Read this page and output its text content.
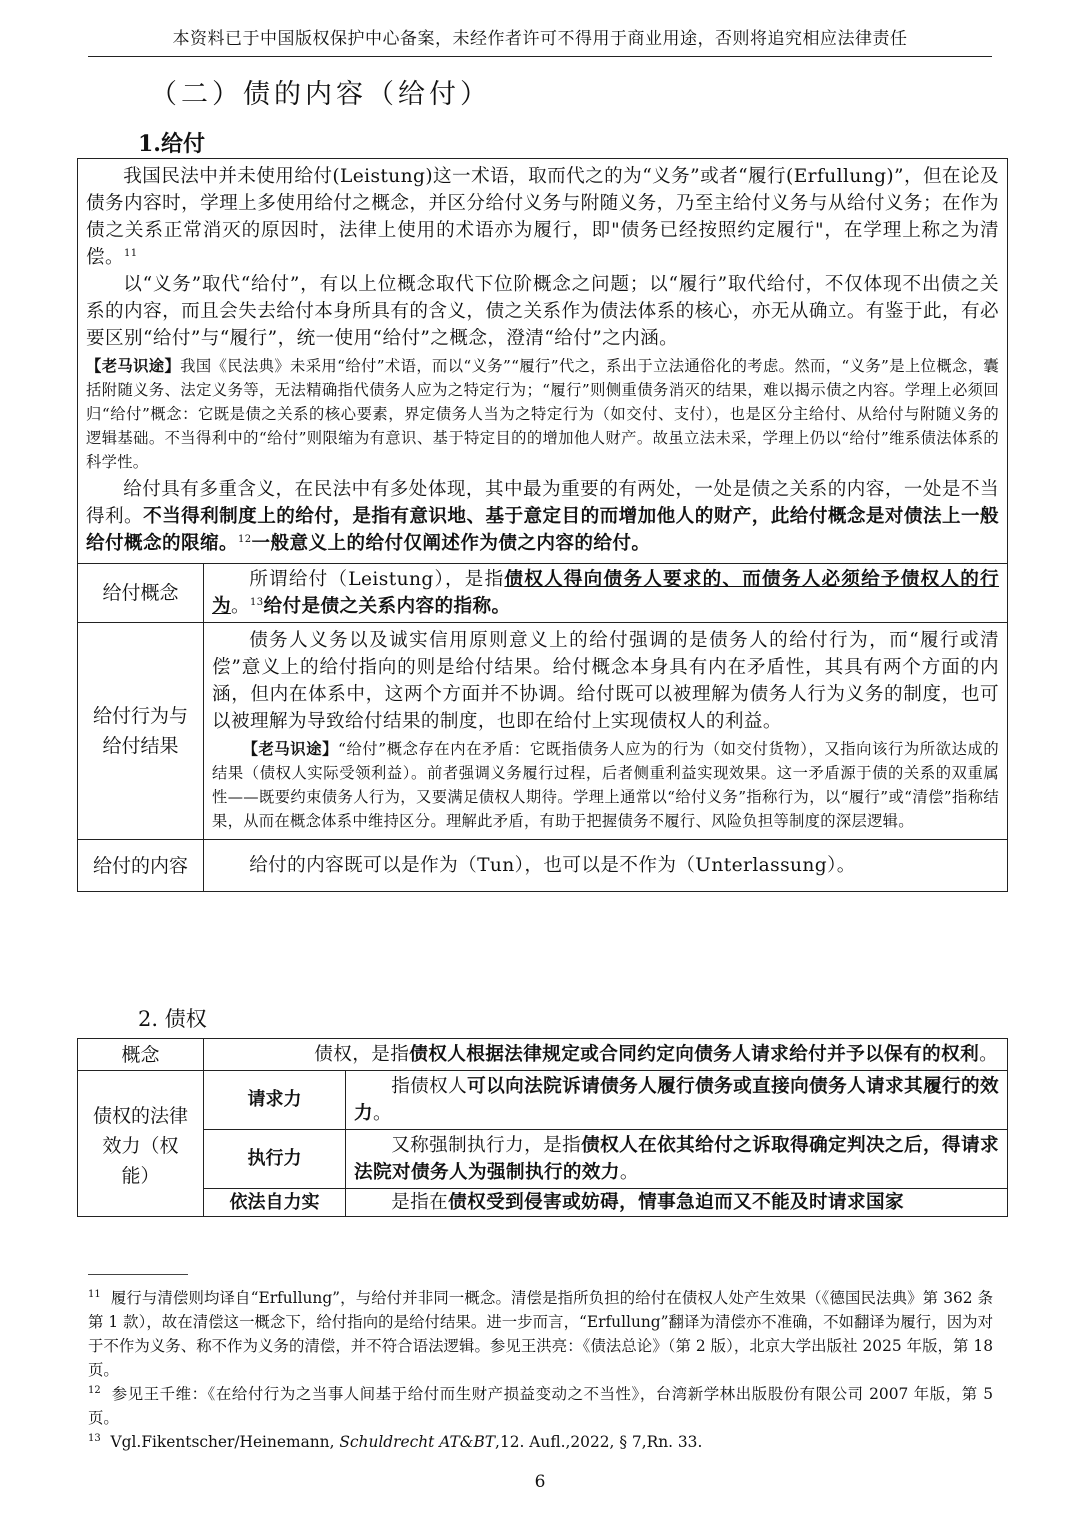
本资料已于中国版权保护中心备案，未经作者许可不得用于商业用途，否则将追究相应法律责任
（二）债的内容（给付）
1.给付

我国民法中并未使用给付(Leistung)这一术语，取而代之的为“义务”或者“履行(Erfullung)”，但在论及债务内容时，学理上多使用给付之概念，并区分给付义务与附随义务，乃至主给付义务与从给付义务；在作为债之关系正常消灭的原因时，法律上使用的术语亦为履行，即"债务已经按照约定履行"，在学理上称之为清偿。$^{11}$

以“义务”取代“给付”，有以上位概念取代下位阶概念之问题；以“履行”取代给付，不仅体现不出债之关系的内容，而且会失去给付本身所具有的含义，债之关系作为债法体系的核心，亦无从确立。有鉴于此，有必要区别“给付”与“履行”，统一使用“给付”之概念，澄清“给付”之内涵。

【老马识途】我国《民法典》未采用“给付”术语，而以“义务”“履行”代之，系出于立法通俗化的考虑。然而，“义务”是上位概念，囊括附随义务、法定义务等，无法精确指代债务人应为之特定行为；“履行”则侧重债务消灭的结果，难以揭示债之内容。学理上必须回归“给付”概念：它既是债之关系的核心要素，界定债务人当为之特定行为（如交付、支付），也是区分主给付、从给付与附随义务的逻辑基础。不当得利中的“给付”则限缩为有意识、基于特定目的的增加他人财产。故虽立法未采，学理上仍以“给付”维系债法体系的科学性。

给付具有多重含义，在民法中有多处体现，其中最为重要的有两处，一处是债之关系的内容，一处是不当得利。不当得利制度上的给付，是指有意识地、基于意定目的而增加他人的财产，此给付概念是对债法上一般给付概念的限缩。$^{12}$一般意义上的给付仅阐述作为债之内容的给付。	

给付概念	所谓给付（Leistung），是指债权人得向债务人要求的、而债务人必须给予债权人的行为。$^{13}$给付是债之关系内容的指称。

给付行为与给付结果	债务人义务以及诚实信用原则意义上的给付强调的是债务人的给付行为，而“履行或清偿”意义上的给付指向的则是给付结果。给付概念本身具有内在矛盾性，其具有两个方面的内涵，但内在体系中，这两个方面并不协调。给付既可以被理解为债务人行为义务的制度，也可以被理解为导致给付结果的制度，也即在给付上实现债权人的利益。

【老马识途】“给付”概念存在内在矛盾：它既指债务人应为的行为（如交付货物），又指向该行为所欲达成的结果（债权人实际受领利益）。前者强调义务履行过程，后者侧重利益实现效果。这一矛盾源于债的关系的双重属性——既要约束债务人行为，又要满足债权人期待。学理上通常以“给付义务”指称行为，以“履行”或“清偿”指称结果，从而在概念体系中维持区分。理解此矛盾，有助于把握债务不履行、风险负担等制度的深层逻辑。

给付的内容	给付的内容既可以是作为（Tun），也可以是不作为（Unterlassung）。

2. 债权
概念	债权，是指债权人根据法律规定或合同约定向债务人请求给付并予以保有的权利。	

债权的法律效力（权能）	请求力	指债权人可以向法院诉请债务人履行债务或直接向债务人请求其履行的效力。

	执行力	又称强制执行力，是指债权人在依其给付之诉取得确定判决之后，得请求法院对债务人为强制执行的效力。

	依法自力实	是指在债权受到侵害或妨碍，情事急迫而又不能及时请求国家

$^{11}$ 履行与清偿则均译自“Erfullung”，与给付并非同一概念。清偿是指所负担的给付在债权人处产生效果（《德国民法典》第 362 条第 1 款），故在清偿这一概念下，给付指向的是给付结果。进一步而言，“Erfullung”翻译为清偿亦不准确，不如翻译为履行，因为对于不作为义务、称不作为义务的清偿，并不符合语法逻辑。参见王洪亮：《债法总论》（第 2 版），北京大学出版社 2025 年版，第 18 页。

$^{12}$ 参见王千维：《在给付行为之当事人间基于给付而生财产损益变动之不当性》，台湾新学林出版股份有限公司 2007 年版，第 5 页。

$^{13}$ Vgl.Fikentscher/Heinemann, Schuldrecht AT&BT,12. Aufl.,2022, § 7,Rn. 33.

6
:::
> **Aim**:
Which lines include "Leistung"? Copy each of them out.

> **Expected output**:
我国民法中并未使用给付(Leistung)这一术语，取而代之的为“义务”或者“履行(Erfullung)”，但在论及债务内容时，学理上多使用给付之概念，并区分给付义务与附随义务，乃至主给付义务与从给付义务；在作为债之关系正常消灭的原因时，法律上使用的术语亦为履行，即"债务已经按照约定履行"，在学理上称之为清偿。$^{11}$
给付概念	所谓给付（Leistung），是指债权人得向债务人要求的、而债务人必须给予债权人的行为。$^{13}$给付是债之关系内容的指称。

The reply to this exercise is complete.